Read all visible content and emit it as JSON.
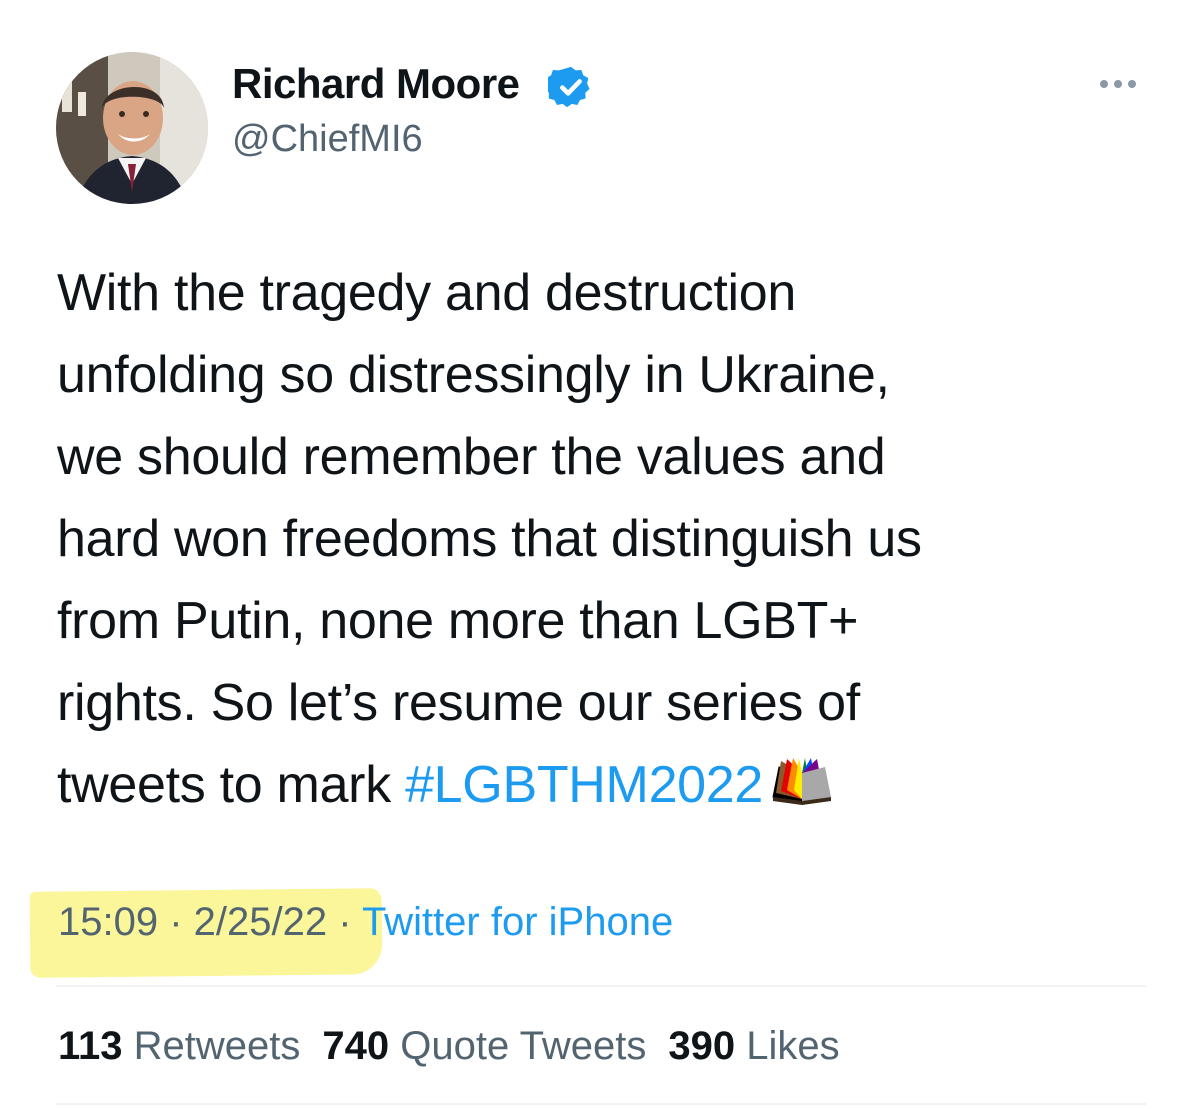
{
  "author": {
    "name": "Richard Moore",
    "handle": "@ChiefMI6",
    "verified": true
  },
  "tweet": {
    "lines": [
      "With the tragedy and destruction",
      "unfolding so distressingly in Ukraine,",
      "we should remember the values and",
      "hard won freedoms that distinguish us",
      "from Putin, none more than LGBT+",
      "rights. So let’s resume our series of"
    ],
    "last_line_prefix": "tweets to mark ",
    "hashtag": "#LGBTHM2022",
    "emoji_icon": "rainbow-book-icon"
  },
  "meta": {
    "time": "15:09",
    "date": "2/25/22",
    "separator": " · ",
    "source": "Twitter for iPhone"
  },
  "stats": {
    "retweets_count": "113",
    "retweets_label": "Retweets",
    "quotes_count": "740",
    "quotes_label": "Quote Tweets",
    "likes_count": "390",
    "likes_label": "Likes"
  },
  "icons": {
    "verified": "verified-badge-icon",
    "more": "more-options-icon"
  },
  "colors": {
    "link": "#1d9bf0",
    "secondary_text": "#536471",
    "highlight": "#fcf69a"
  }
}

========

**Instructions for the task**
Your copy should match the entries exactly, minus the pictures.

**Result of this task**
Read all visible content and emit it as JSON.
{
  "author": {
    "name": "Richard Moore",
    "handle": "@ChiefMI6",
    "verified": true
  },
  "tweet": {
    "lines": [
      "With the tragedy and destruction",
      "unfolding so distressingly in Ukraine,",
      "we should remember the values and",
      "hard won freedoms that distinguish us",
      "from Putin, none more than LGBT+",
      "rights. So let’s resume our series of"
    ],
    "last_line_prefix": "tweets to mark ",
    "hashtag": "#LGBTHM2022",
    "emoji_icon": "rainbow-book-icon"
  },
  "meta": {
    "time": "15:09",
    "date": "2/25/22",
    "separator": " · ",
    "source": "Twitter for iPhone"
  },
  "stats": {
    "retweets_count": "113",
    "retweets_label": "Retweets",
    "quotes_count": "740",
    "quotes_label": "Quote Tweets",
    "likes_count": "390",
    "likes_label": "Likes"
  },
  "icons": {
    "verified": "verified-badge-icon",
    "more": "more-options-icon"
  },
  "colors": {
    "link": "#1d9bf0",
    "secondary_text": "#536471",
    "highlight": "#fcf69a"
  }
}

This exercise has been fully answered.